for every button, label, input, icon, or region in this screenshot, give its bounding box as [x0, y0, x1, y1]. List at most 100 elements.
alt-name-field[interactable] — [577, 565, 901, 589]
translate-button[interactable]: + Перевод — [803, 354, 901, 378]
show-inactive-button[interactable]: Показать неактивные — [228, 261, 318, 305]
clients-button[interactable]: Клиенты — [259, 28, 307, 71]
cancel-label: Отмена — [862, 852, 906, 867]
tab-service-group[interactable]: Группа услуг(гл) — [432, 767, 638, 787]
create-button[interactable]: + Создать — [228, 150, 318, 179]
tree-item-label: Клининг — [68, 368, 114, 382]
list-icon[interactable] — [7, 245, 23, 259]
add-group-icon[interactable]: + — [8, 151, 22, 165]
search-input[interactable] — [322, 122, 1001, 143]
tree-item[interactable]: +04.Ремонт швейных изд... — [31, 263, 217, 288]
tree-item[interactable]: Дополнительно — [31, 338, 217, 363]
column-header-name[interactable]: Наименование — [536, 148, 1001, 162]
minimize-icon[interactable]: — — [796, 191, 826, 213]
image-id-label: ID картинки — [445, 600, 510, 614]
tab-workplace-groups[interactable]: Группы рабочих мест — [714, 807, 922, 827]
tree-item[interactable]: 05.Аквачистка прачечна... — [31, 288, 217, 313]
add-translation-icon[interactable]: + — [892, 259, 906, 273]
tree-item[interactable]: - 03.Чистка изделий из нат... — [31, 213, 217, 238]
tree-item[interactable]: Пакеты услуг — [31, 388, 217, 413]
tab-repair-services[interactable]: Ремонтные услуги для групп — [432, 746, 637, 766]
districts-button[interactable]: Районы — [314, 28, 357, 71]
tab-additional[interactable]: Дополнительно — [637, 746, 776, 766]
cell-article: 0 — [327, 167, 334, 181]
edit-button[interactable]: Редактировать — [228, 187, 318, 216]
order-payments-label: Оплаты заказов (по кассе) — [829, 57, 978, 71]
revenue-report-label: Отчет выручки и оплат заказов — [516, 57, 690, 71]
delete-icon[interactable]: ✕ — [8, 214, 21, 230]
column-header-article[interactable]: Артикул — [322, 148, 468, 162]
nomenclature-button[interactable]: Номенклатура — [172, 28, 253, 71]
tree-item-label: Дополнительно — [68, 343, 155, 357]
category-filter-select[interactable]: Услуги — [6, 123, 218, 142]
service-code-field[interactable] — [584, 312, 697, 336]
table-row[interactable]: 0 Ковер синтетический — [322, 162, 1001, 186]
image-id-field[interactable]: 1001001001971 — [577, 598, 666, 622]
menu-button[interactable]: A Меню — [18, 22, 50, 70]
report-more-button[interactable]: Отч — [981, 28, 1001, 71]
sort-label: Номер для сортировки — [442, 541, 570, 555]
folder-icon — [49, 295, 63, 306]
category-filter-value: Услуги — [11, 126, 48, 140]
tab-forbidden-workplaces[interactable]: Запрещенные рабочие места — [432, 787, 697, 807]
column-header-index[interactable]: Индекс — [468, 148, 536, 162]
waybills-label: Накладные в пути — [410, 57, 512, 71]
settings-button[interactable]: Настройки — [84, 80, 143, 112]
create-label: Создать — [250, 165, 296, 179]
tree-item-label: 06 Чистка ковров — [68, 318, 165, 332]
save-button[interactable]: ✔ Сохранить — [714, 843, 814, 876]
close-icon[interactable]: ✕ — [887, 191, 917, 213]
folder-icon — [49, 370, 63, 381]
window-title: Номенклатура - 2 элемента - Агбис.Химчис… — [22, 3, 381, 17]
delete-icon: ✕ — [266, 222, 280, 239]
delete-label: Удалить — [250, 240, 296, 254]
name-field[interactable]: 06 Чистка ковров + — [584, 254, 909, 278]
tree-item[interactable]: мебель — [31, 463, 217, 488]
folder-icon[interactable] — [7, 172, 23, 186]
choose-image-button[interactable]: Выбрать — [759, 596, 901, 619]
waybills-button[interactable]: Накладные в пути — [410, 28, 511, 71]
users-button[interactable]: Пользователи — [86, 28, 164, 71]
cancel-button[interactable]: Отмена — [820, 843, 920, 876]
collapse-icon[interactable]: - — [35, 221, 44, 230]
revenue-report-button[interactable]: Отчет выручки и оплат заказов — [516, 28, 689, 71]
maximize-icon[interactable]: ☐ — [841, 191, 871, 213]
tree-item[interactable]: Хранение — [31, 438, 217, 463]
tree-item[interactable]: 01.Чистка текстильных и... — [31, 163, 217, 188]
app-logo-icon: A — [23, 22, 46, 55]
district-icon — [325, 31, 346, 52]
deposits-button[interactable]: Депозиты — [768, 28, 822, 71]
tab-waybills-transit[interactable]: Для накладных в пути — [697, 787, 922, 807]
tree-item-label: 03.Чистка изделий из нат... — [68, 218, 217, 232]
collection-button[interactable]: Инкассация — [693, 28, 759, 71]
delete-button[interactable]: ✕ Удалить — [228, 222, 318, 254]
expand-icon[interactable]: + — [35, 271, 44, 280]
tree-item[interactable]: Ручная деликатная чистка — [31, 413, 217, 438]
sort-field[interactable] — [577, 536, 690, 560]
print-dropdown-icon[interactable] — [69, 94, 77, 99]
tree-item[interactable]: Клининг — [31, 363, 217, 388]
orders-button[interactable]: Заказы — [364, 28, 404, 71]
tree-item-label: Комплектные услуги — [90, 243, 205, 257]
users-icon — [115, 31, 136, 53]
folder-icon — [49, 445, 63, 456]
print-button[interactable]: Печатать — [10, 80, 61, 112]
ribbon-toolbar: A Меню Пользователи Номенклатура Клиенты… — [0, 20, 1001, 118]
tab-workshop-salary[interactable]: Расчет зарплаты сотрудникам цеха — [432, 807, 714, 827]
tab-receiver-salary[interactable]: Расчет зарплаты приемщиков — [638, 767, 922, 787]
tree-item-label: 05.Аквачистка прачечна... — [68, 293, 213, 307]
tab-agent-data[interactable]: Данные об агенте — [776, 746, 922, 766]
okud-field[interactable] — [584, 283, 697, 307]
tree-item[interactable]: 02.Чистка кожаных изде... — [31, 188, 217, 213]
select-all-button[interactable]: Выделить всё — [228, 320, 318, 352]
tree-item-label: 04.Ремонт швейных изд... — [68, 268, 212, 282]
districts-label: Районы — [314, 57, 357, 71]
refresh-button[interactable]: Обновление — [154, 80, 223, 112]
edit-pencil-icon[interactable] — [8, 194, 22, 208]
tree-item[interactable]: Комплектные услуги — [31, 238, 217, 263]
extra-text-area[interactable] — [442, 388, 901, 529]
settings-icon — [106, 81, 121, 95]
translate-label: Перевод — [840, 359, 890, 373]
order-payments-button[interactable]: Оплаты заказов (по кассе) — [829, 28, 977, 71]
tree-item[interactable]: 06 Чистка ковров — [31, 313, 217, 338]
........
§ **Work to be completed**
Copy out the records again with "clickable" in place of every occurrence of "interactable", changing nothing else.

§ **Reply to the exercise**
for every button, label, input, icon, or region in this screenshot, give its bounding box as [x0, y0, x1, y1]. List at most 100 elements.
alt-name-field[clickable] — [577, 565, 901, 589]
translate-button[clickable]: + Перевод — [803, 354, 901, 378]
show-inactive-button[clickable]: Показать неактивные — [228, 261, 318, 305]
clients-button[clickable]: Клиенты — [259, 28, 307, 71]
cancel-label: Отмена — [862, 852, 906, 867]
tab-service-group[clickable]: Группа услуг(гл) — [432, 767, 638, 787]
create-button[clickable]: + Создать — [228, 150, 318, 179]
tree-item-label: Клининг — [68, 368, 114, 382]
list-icon[clickable] — [7, 245, 23, 259]
add-group-icon[clickable]: + — [8, 151, 22, 165]
search-input[clickable] — [322, 122, 1001, 143]
tree-item[clickable]: +04.Ремонт швейных изд... — [31, 263, 217, 288]
tree-item[clickable]: Дополнительно — [31, 338, 217, 363]
column-header-name[clickable]: Наименование — [536, 148, 1001, 162]
minimize-icon[clickable]: — — [796, 191, 826, 213]
image-id-label: ID картинки — [445, 600, 510, 614]
tab-workplace-groups[clickable]: Группы рабочих мест — [714, 807, 922, 827]
tree-item[clickable]: 05.Аквачистка прачечна... — [31, 288, 217, 313]
add-translation-icon[clickable]: + — [892, 259, 906, 273]
tree-item[clickable]: - 03.Чистка изделий из нат... — [31, 213, 217, 238]
tree-item[clickable]: Пакеты услуг — [31, 388, 217, 413]
tab-repair-services[clickable]: Ремонтные услуги для групп — [432, 746, 637, 766]
districts-button[clickable]: Районы — [314, 28, 357, 71]
tab-additional[clickable]: Дополнительно — [637, 746, 776, 766]
cell-article: 0 — [327, 167, 334, 181]
edit-button[clickable]: Редактировать — [228, 187, 318, 216]
order-payments-label: Оплаты заказов (по кассе) — [829, 57, 978, 71]
revenue-report-label: Отчет выручки и оплат заказов — [516, 57, 690, 71]
delete-icon[clickable]: ✕ — [8, 214, 21, 230]
column-header-article[clickable]: Артикул — [322, 148, 468, 162]
nomenclature-button[clickable]: Номенклатура — [172, 28, 253, 71]
tree-item-label: Дополнительно — [68, 343, 155, 357]
category-filter-select[clickable]: Услуги — [6, 123, 218, 142]
service-code-field[clickable] — [584, 312, 697, 336]
table-row[clickable]: 0 Ковер синтетический — [322, 162, 1001, 186]
image-id-field[clickable]: 1001001001971 — [577, 598, 666, 622]
menu-button[clickable]: A Меню — [18, 22, 50, 70]
report-more-button[clickable]: Отч — [981, 28, 1001, 71]
sort-label: Номер для сортировки — [442, 541, 570, 555]
folder-icon — [49, 295, 63, 306]
category-filter-value: Услуги — [11, 126, 48, 140]
tab-forbidden-workplaces[clickable]: Запрещенные рабочие места — [432, 787, 697, 807]
column-header-index[clickable]: Индекс — [468, 148, 536, 162]
waybills-label: Накладные в пути — [410, 57, 512, 71]
settings-button[clickable]: Настройки — [84, 80, 143, 112]
create-label: Создать — [250, 165, 296, 179]
tree-item-label: 06 Чистка ковров — [68, 318, 165, 332]
save-button[clickable]: ✔ Сохранить — [714, 843, 814, 876]
close-icon[clickable]: ✕ — [887, 191, 917, 213]
folder-icon — [49, 370, 63, 381]
window-title: Номенклатура - 2 элемента - Агбис.Химчис… — [22, 3, 381, 17]
delete-icon: ✕ — [266, 222, 280, 239]
delete-label: Удалить — [250, 240, 296, 254]
name-field[clickable]: 06 Чистка ковров + — [584, 254, 909, 278]
tree-item[clickable]: мебель — [31, 463, 217, 488]
folder-icon[clickable] — [7, 172, 23, 186]
choose-image-button[clickable]: Выбрать — [759, 596, 901, 619]
waybills-button[clickable]: Накладные в пути — [410, 28, 511, 71]
users-button[clickable]: Пользователи — [86, 28, 164, 71]
cancel-button[clickable]: Отмена — [820, 843, 920, 876]
collapse-icon[clickable]: - — [35, 221, 44, 230]
revenue-report-button[clickable]: Отчет выручки и оплат заказов — [516, 28, 689, 71]
maximize-icon[clickable]: ☐ — [841, 191, 871, 213]
tree-item[clickable]: Хранение — [31, 438, 217, 463]
tree-item[clickable]: 01.Чистка текстильных и... — [31, 163, 217, 188]
app-logo-icon: A — [23, 22, 46, 55]
district-icon — [325, 31, 346, 52]
deposits-button[clickable]: Депозиты — [768, 28, 822, 71]
tab-waybills-transit[clickable]: Для накладных в пути — [697, 787, 922, 807]
tree-item-label: 03.Чистка изделий из нат... — [68, 218, 217, 232]
collection-button[clickable]: Инкассация — [693, 28, 759, 71]
delete-button[clickable]: ✕ Удалить — [228, 222, 318, 254]
expand-icon[clickable]: + — [35, 271, 44, 280]
tree-item[clickable]: Ручная деликатная чистка — [31, 413, 217, 438]
sort-field[clickable] — [577, 536, 690, 560]
print-dropdown-icon[clickable] — [69, 94, 77, 99]
tree-item[clickable]: Клининг — [31, 363, 217, 388]
orders-button[clickable]: Заказы — [364, 28, 404, 71]
tree-item-label: Комплектные услуги — [90, 243, 205, 257]
users-icon — [115, 31, 136, 53]
folder-icon — [49, 445, 63, 456]
print-button[clickable]: Печатать — [10, 80, 61, 112]
ribbon-toolbar: A Меню Пользователи Номенклатура Клиенты… — [0, 20, 1001, 118]
tab-workshop-salary[clickable]: Расчет зарплаты сотрудникам цеха — [432, 807, 714, 827]
tab-receiver-salary[clickable]: Расчет зарплаты приемщиков — [638, 767, 922, 787]
tree-item-label: 05.Аквачистка прачечна... — [68, 293, 213, 307]
tab-agent-data[clickable]: Данные об агенте — [776, 746, 922, 766]
okud-field[clickable] — [584, 283, 697, 307]
tree-item[clickable]: 02.Чистка кожаных изде... — [31, 188, 217, 213]
select-all-button[clickable]: Выделить всё — [228, 320, 318, 352]
tree-item-label: 04.Ремонт швейных изд... — [68, 268, 212, 282]
districts-label: Районы — [314, 57, 357, 71]
refresh-button[clickable]: Обновление — [154, 80, 223, 112]
edit-pencil-icon[clickable] — [8, 194, 22, 208]
tree-item[clickable]: Комплектные услуги — [31, 238, 217, 263]
extra-text-area[clickable] — [442, 388, 901, 529]
settings-icon — [106, 81, 121, 95]
translate-label: Перевод — [840, 359, 890, 373]
order-payments-button[clickable]: Оплаты заказов (по кассе) — [829, 28, 977, 71]
tree-item[clickable]: 06 Чистка ковров — [31, 313, 217, 338]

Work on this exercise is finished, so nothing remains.